=== Available records ===

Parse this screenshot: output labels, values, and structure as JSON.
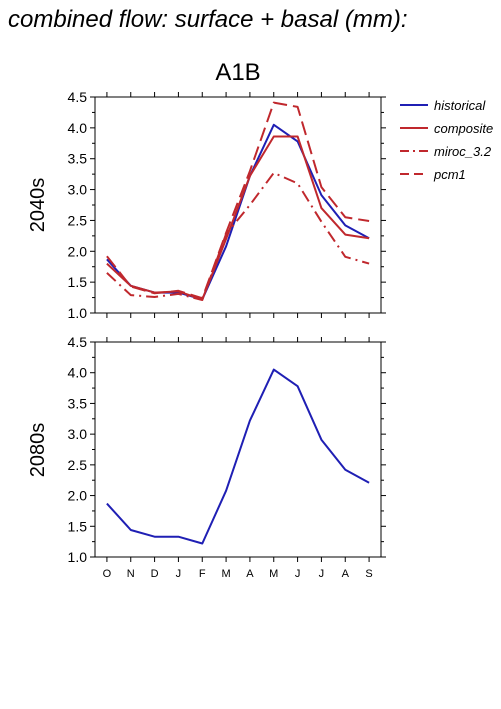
{
  "page_title": "combined flow: surface + basal (mm):",
  "chart_data": [
    {
      "type": "line",
      "title": "A1B",
      "ylabel": "2040s",
      "xlabel": "",
      "categories": [
        "O",
        "N",
        "D",
        "J",
        "F",
        "M",
        "A",
        "M",
        "J",
        "J",
        "A",
        "S"
      ],
      "ylim": [
        1.0,
        4.5
      ],
      "yticks": [
        "1.0",
        "1.5",
        "2.0",
        "2.5",
        "3.0",
        "3.5",
        "4.0",
        "4.5"
      ],
      "legend_position": "right",
      "series": [
        {
          "name": "historical",
          "color": "#1f1fb4",
          "dash": "solid",
          "values": [
            1.87,
            1.44,
            1.33,
            1.33,
            1.22,
            2.08,
            3.22,
            4.05,
            3.78,
            2.91,
            2.42,
            2.21
          ]
        },
        {
          "name": "composite",
          "color": "#c0282d",
          "dash": "solid",
          "values": [
            1.8,
            1.44,
            1.33,
            1.35,
            1.22,
            2.2,
            3.22,
            3.86,
            3.86,
            2.7,
            2.27,
            2.21
          ]
        },
        {
          "name": "miroc_3.2",
          "color": "#c0282d",
          "dash": "dashdot",
          "values": [
            1.65,
            1.29,
            1.26,
            1.31,
            1.21,
            2.28,
            2.75,
            3.27,
            3.1,
            2.48,
            1.91,
            1.8
          ]
        },
        {
          "name": "pcm1",
          "color": "#c0282d",
          "dash": "dashed",
          "values": [
            1.92,
            1.43,
            1.32,
            1.36,
            1.24,
            2.3,
            3.3,
            4.41,
            4.34,
            3.04,
            2.55,
            2.49
          ]
        }
      ]
    },
    {
      "type": "line",
      "title": "",
      "ylabel": "2080s",
      "xlabel": "",
      "categories": [
        "O",
        "N",
        "D",
        "J",
        "F",
        "M",
        "A",
        "M",
        "J",
        "J",
        "A",
        "S"
      ],
      "ylim": [
        1.0,
        4.5
      ],
      "yticks": [
        "1.0",
        "1.5",
        "2.0",
        "2.5",
        "3.0",
        "3.5",
        "4.0",
        "4.5"
      ],
      "series": [
        {
          "name": "historical",
          "color": "#1f1fb4",
          "dash": "solid",
          "values": [
            1.87,
            1.44,
            1.33,
            1.33,
            1.22,
            2.08,
            3.22,
            4.05,
            3.78,
            2.91,
            2.42,
            2.21
          ]
        }
      ]
    }
  ]
}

===

_Problem to solve_. Leave out the pictures and retype every line above exactly.

_The result_.
Parse this screenshot: output labels, values, and structure as JSON.
{
  "page_title": "combined flow: surface + basal (mm):",
  "chart_data": [
    {
      "type": "line",
      "title": "A1B",
      "ylabel": "2040s",
      "xlabel": "",
      "categories": [
        "O",
        "N",
        "D",
        "J",
        "F",
        "M",
        "A",
        "M",
        "J",
        "J",
        "A",
        "S"
      ],
      "ylim": [
        1.0,
        4.5
      ],
      "yticks": [
        "1.0",
        "1.5",
        "2.0",
        "2.5",
        "3.0",
        "3.5",
        "4.0",
        "4.5"
      ],
      "legend_position": "right",
      "series": [
        {
          "name": "historical",
          "color": "#1f1fb4",
          "dash": "solid",
          "values": [
            1.87,
            1.44,
            1.33,
            1.33,
            1.22,
            2.08,
            3.22,
            4.05,
            3.78,
            2.91,
            2.42,
            2.21
          ]
        },
        {
          "name": "composite",
          "color": "#c0282d",
          "dash": "solid",
          "values": [
            1.8,
            1.44,
            1.33,
            1.35,
            1.22,
            2.2,
            3.22,
            3.86,
            3.86,
            2.7,
            2.27,
            2.21
          ]
        },
        {
          "name": "miroc_3.2",
          "color": "#c0282d",
          "dash": "dashdot",
          "values": [
            1.65,
            1.29,
            1.26,
            1.31,
            1.21,
            2.28,
            2.75,
            3.27,
            3.1,
            2.48,
            1.91,
            1.8
          ]
        },
        {
          "name": "pcm1",
          "color": "#c0282d",
          "dash": "dashed",
          "values": [
            1.92,
            1.43,
            1.32,
            1.36,
            1.24,
            2.3,
            3.3,
            4.41,
            4.34,
            3.04,
            2.55,
            2.49
          ]
        }
      ]
    },
    {
      "type": "line",
      "title": "",
      "ylabel": "2080s",
      "xlabel": "",
      "categories": [
        "O",
        "N",
        "D",
        "J",
        "F",
        "M",
        "A",
        "M",
        "J",
        "J",
        "A",
        "S"
      ],
      "ylim": [
        1.0,
        4.5
      ],
      "yticks": [
        "1.0",
        "1.5",
        "2.0",
        "2.5",
        "3.0",
        "3.5",
        "4.0",
        "4.5"
      ],
      "series": [
        {
          "name": "historical",
          "color": "#1f1fb4",
          "dash": "solid",
          "values": [
            1.87,
            1.44,
            1.33,
            1.33,
            1.22,
            2.08,
            3.22,
            4.05,
            3.78,
            2.91,
            2.42,
            2.21
          ]
        }
      ]
    }
  ]
}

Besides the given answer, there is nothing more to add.